::: STORED ROWS
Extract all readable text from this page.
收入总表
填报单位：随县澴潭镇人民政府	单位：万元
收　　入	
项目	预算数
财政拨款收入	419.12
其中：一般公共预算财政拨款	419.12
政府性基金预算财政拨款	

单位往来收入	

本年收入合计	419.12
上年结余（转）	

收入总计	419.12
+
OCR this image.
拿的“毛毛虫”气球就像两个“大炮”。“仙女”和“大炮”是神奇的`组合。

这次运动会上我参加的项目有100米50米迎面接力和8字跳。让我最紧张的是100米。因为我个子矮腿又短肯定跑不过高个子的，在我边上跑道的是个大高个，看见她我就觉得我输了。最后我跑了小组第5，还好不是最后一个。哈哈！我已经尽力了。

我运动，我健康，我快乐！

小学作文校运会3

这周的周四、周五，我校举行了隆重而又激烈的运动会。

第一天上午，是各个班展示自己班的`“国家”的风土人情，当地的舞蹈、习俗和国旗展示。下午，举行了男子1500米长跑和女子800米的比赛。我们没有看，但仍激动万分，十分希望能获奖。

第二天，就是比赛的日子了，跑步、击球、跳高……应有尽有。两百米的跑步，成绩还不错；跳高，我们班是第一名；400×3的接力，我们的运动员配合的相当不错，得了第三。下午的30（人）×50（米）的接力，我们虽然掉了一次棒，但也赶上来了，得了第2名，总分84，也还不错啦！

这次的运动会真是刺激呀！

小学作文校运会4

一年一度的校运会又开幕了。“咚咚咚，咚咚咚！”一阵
::::::
== TASK TO CARRY OUT ==
Print the records once more, exactly as they were given.

== RESPONSE BELOW ==
Extract all readable text from this page.
收入总表
填报单位：随县澴潭镇人民政府	单位：万元
收　　入	
项目	预算数
财政拨款收入	419.12
其中：一般公共预算财政拨款	419.12
政府性基金预算财政拨款	

单位往来收入	

本年收入合计	419.12
上年结余（转）	

收入总计	419.12
+
OCR this image.
拿的“毛毛虫”气球就像两个“大炮”。“仙女”和“大炮”是神奇的`组合。

这次运动会上我参加的项目有100米50米迎面接力和8字跳。让我最紧张的是100米。因为我个子矮腿又短肯定跑不过高个子的，在我边上跑道的是个大高个，看见她我就觉得我输了。最后我跑了小组第5，还好不是最后一个。哈哈！我已经尽力了。

我运动，我健康，我快乐！

小学作文校运会3

这周的周四、周五，我校举行了隆重而又激烈的运动会。

第一天上午，是各个班展示自己班的`“国家”的风土人情，当地的舞蹈、习俗和国旗展示。下午，举行了男子1500米长跑和女子800米的比赛。我们没有看，但仍激动万分，十分希望能获奖。

第二天，就是比赛的日子了，跑步、击球、跳高……应有尽有。两百米的跑步，成绩还不错；跳高，我们班是第一名；400×3的接力，我们的运动员配合的相当不错，得了第三。下午的30（人）×50（米）的接力，我们虽然掉了一次棒，但也赶上来了，得了第2名，总分84，也还不错啦！

这次的运动会真是刺激呀！

小学作文校运会4

一年一度的校运会又开幕了。“咚咚咚，咚咚咚！”一阵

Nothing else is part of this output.